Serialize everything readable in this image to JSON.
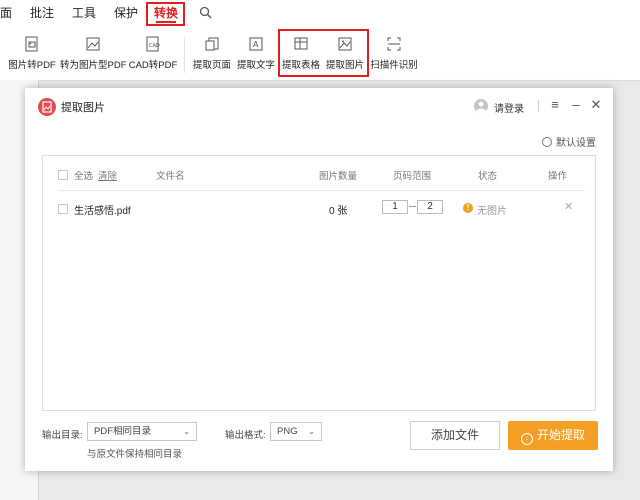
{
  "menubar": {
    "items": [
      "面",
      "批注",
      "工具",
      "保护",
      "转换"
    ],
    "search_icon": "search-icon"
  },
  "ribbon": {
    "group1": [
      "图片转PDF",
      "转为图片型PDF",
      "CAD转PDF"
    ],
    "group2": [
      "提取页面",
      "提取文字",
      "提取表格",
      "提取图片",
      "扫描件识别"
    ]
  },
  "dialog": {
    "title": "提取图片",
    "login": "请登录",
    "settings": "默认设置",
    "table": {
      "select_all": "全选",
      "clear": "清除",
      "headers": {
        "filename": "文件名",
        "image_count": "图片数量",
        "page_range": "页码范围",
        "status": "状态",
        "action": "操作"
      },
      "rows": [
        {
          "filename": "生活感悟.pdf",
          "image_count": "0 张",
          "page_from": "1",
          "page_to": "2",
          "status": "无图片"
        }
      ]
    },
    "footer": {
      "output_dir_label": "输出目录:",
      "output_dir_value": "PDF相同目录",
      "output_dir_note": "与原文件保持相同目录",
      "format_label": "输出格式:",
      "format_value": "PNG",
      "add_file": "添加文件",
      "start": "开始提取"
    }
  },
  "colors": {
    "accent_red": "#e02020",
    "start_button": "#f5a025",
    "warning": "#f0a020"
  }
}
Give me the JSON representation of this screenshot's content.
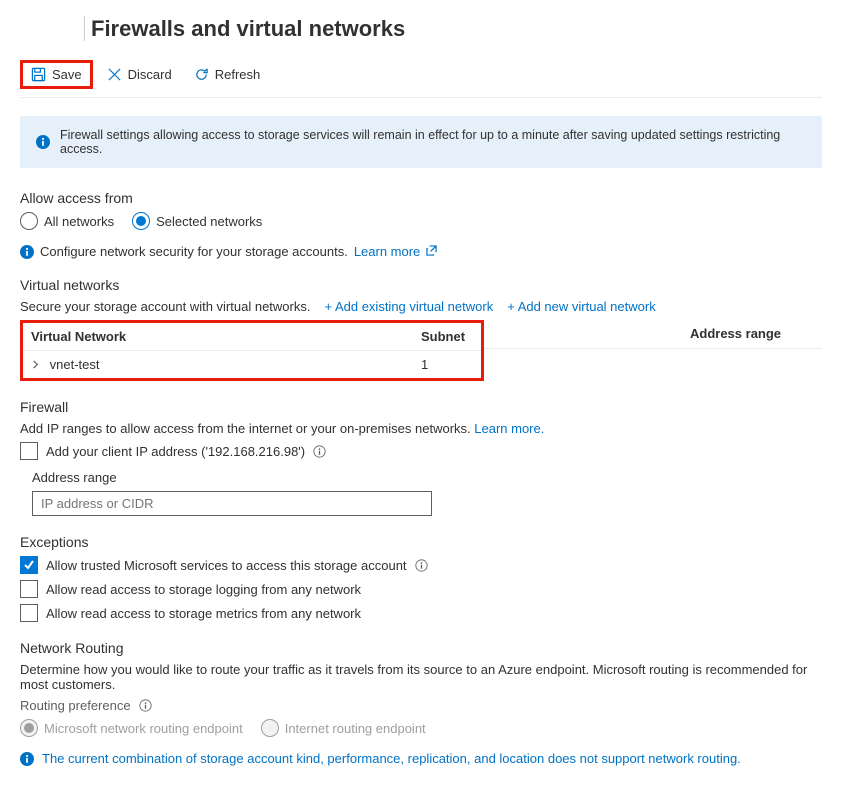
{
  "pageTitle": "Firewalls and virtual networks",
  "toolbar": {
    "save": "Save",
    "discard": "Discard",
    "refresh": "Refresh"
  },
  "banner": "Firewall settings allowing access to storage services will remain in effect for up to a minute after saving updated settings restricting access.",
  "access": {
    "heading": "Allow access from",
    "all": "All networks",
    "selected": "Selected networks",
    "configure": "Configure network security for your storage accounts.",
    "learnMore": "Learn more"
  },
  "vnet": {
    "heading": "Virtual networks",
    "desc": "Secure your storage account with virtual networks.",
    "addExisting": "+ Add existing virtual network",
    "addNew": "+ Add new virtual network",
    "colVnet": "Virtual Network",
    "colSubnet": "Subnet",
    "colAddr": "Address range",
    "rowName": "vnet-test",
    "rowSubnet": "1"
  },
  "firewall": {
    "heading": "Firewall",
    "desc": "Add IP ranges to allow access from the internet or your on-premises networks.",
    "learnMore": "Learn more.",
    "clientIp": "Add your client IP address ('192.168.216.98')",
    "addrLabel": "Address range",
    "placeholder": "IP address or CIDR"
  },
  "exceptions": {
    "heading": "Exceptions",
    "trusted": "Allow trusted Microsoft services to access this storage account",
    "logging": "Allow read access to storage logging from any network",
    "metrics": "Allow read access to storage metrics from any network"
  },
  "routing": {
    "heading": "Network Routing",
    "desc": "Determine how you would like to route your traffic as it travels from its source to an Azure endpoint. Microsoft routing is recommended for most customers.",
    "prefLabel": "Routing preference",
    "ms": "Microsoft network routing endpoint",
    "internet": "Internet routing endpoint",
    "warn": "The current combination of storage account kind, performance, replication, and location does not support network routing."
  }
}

- _Given instruction_:
How many lines in the data contain the string "storage"? Respond with the number only.

- _Answer to the problem_:
7